(begin)

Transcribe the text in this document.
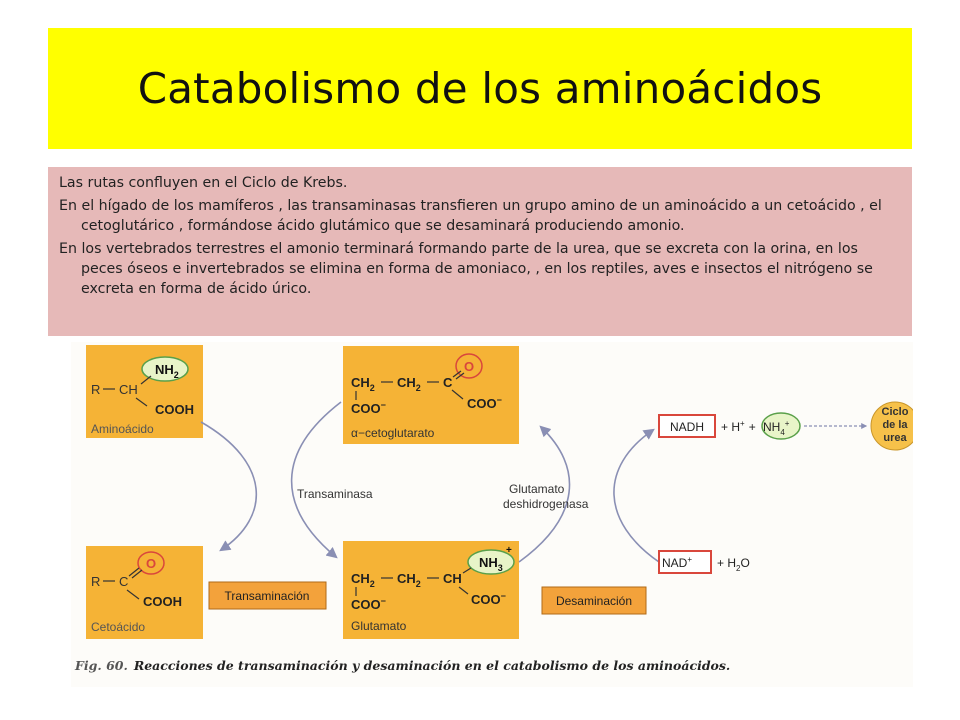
Catabolismo de los aminoácidos

Las rutas confluyen en el Ciclo de Krebs.

En el hígado de los mamíferos , las transaminasas transfieren un grupo amino de un aminoácido a un cetoácido , el cetoglutárico , formándose ácido glutámico que se desaminará produciendo amonio.

En los vertebrados terrestres el amonio terminará formando parte de la urea, que se excreta con la orina, en los peces óseos e invertebrados se elimina en forma de amoniaco, , en los reptiles, aves e insectos el nitrógeno se excreta en forma de ácido úrico.

$NH_2$
R CH
COOH
Aminoácido
O
R C
COOH
Cetoácido
O
$CH_2$ $CH_2$ C
COO−
COO−
α−cetoglutarato
$NH_3$
+
$CH_2$ $CH_2$ CH
COO−
COO−
Glutamato
Transaminasa	Glutamato
deshidrogenasa
Transaminación	Desaminación
NADH + $H^+ + NH_4^+$
Ciclo
de la
urea
$NAD^+ + H_2O$
Fig. 60. Reacciones de transaminación y desaminación en el catabolismo de los aminoácidos.
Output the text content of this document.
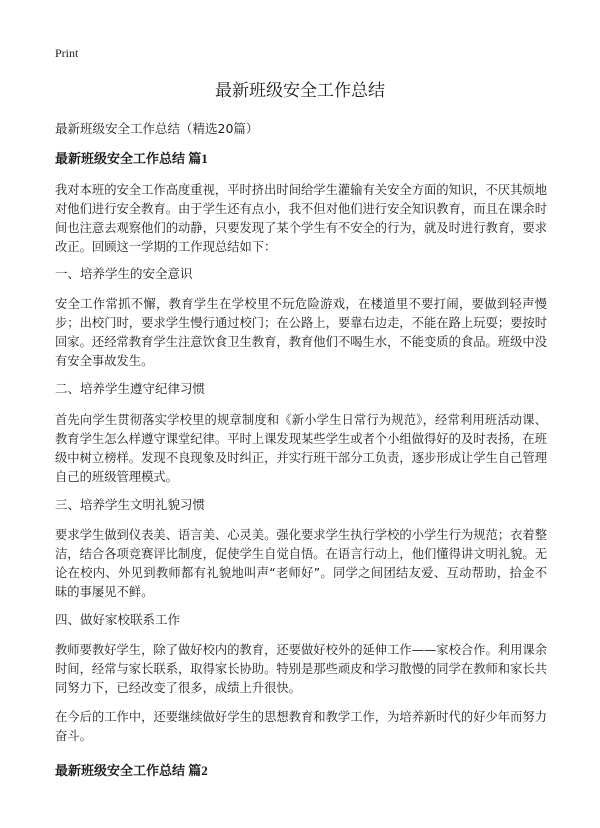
Print
最新班级安全工作总结
最新班级安全工作总结（精选20篇）
最新班级安全工作总结 篇1

我对本班的安全工作高度重视，平时挤出时间给学生灌输有关安全方面的知识，不厌其烦地对他们进行安全教育。由于学生还有点小，我不但对他们进行安全知识教育，而且在课余时间也注意去观察他们的动静，只要发现了某个学生有不安全的行为，就及时进行教育，要求改正。回顾这一学期的工作现总结如下：

一、培养学生的安全意识

安全工作常抓不懈，教育学生在学校里不玩危险游戏，在楼道里不要打闹，要做到轻声慢步；出校门时，要求学生慢行通过校门；在公路上，要靠右边走，不能在路上玩耍；要按时回家。还经常教育学生注意饮食卫生教育，教育他们不喝生水，不能变质的食品。班级中没有安全事故发生。

二、培养学生遵守纪律习惯

首先向学生贯彻落实学校里的规章制度和《新小学生日常行为规范》，经常利用班活动课、教育学生怎么样遵守课堂纪律。平时上课发现某些学生或者个小组做得好的及时表扬，在班级中树立榜样。发现不良现象及时纠正，并实行班干部分工负责，逐步形成让学生自己管理自己的班级管理模式。

三、培养学生文明礼貌习惯

要求学生做到仪表美、语言美、心灵美。强化要求学生执行学校的小学生行为规范；衣着整洁，结合各项竞赛评比制度，促使学生自觉自悟。在语言行动上，他们懂得讲文明礼貌。无论在校内、外见到教师都有礼貌地叫声“老师好”。同学之间团结友爱、互动帮助，拾金不昧的事屡见不鲜。

四、做好家校联系工作

教师要教好学生，除了做好校内的教育，还要做好校外的延伸工作——家校合作。利用课余时间，经常与家长联系，取得家长协助。特别是那些顽皮和学习散慢的同学在教师和家长共同努力下，已经改变了很多，成绩上升很快。

在今后的工作中，还要继续做好学生的思想教育和教学工作，为培养新时代的好少年而努力奋斗。

最新班级安全工作总结 篇2
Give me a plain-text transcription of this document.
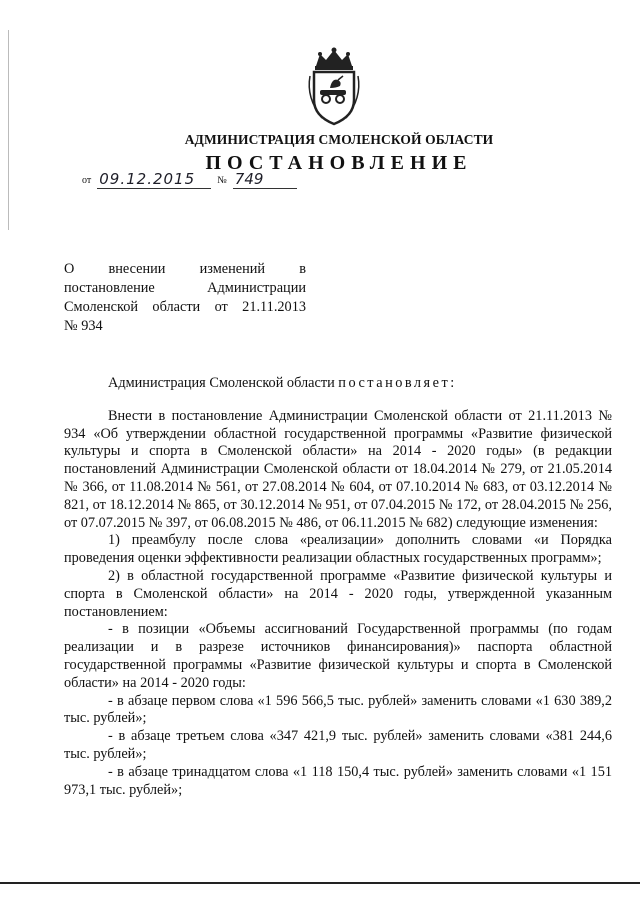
АДМИНИСТРАЦИЯ СМОЛЕНСКОЙ ОБЛАСТИ
ПОСТАНОВЛЕНИЕ
от 09.12.2015	№ 749
О внесении изменений в
постановление Администрации
Смоленской области от 21.11.2013
№ 934

Администрация Смоленской области постановляет:

Внести в постановление Администрации Смоленской области от 21.11.2013 № 934 «Об утверждении областной государственной программы «Развитие физической культуры и спорта в Смоленской области» на 2014 - 2020 годы» (в редакции постановлений Администрации Смоленской области от 18.04.2014 № 279, от 21.05.2014 № 366, от 11.08.2014 № 561, от 27.08.2014 № 604, от 07.10.2014 № 683, от 03.12.2014 № 821, от 18.12.2014 № 865, от 30.12.2014 № 951, от 07.04.2015 № 172, от 28.04.2015 № 256, от 07.07.2015 № 397, от 06.08.2015 № 486, от 06.11.2015 № 682) следующие изменения:

1) преамбулу после слова «реализации» дополнить словами «и Порядка проведения оценки эффективности реализации областных государственных программ»;

2) в областной государственной программе «Развитие физической культуры и спорта в Смоленской области» на 2014 - 2020 годы, утвержденной указанным постановлением:

- в позиции «Объемы ассигнований Государственной программы (по годам реализации и в разрезе источников финансирования)» паспорта областной государственной программы «Развитие физической культуры и спорта в Смоленской области» на 2014 - 2020 годы:

- в абзаце первом слова «1 596 566,5 тыс. рублей» заменить словами «1 630 389,2 тыс. рублей»;

- в абзаце третьем слова «347 421,9 тыс. рублей» заменить словами «381 244,6 тыс. рублей»;

- в абзаце тринадцатом слова «1 118 150,4 тыс. рублей» заменить словами «1 151 973,1 тыс. рублей»;
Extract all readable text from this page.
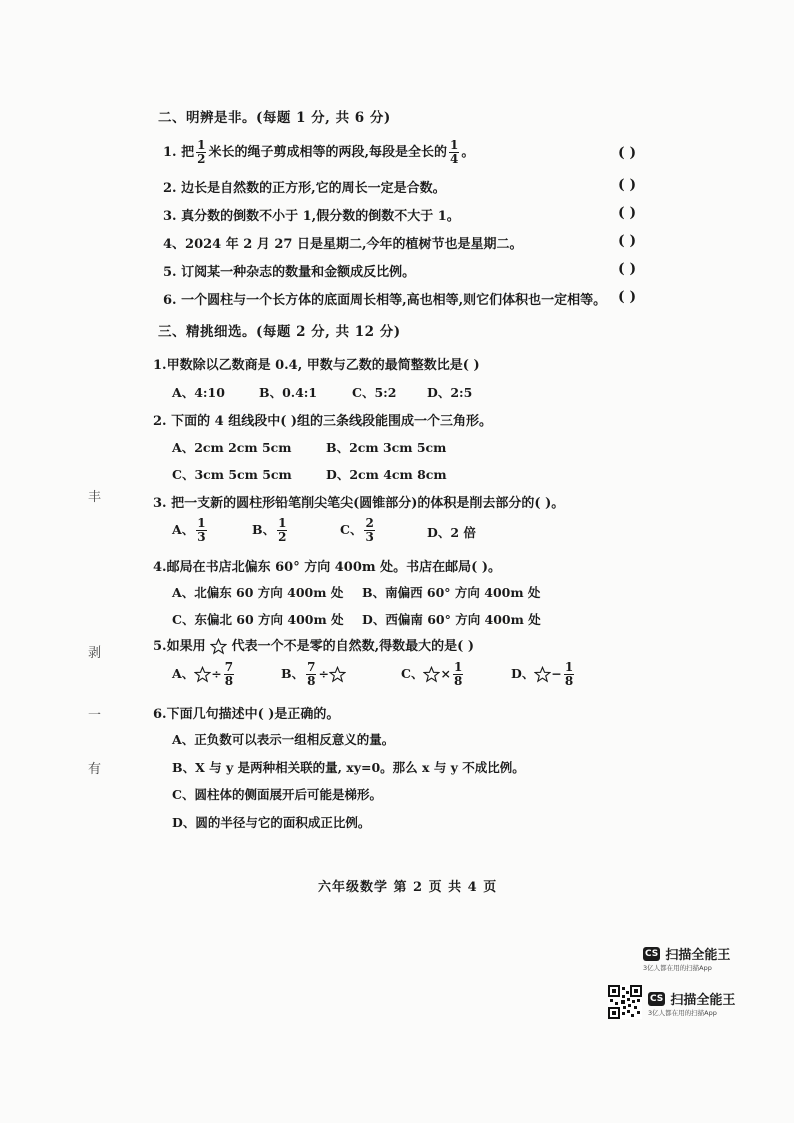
二、明辨是非。(每题 1 分, 共 6 分)
1. 把 $\frac{1}{2}$ 米长的绳子剪成相等的两段,每段是全长的 $\frac{1}{4}$ 。	( )
2. 边长是自然数的正方形,它的周长一定是合数。	( )
3. 真分数的倒数不小于 1,假分数的倒数不大于 1。	( )
4、2024 年 2 月 27 日是星期二,今年的植树节也是星期二。	( )
5. 订阅某一种杂志的数量和金额成反比例。	( )
6. 一个圆柱与一个长方体的底面周长相等,高也相等,则它们体积也一定相等。 ( )
三、精挑细选。(每题 2 分, 共 12 分)
1.甲数除以乙数商是 0.4, 甲数与乙数的最简整数比是( )
A、4:10	B、0.4:1	C、5:2 D、2:5
2. 下面的 4 组线段中( )组的三条线段能围成一个三角形。
A、2cm 2cm 5cm	B、2cm 3cm 5cm
C、3cm 5cm 5cm	D、2cm 4cm 8cm
3. 把一支新的圆柱形铅笔削尖笔尖(圆锥部分)的体积是削去部分的( )。
A、 $\frac{1}{3}$	B、 $\frac{1}{2}$	C、 $\frac{2}{3}$	D、2 倍
4.邮局在书店北偏东 60° 方向 400m 处。书店在邮局( )。
A、北偏东 60 方向 400m 处 B、南偏西 60° 方向 400m 处
C、东偏北 60 方向 400m 处 D、西偏南 60° 方向 400m 处
5.如果用 代表一个不是零的自然数,得数最大的是( )
A、 ÷ $\frac{7}{8}$	B、 $\frac{7}{8}$ ÷	C、 × $\frac{1}{8}$	D、 − $\frac{1}{8}$
6.下面几句描述中( )是正确的。
A、正负数可以表示一组相反意义的量。
B、X 与 y 是两种相关联的量, xy=0。那么 x 与 y 不成比例。
C、圆柱体的侧面展开后可能是梯形。
D、圆的半径与它的面积成正比例。
丰
剥
一
有
六年级数学 第 2 页 共 4 页
CS 扫描全能王
3亿人都在用的扫描App
CS 扫描全能王
3亿人都在用的扫描App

(end)

* Aim of the task *
Above are several records. Count the lines among them that contain "абзаце" and give only the total.

* Result for this task *
3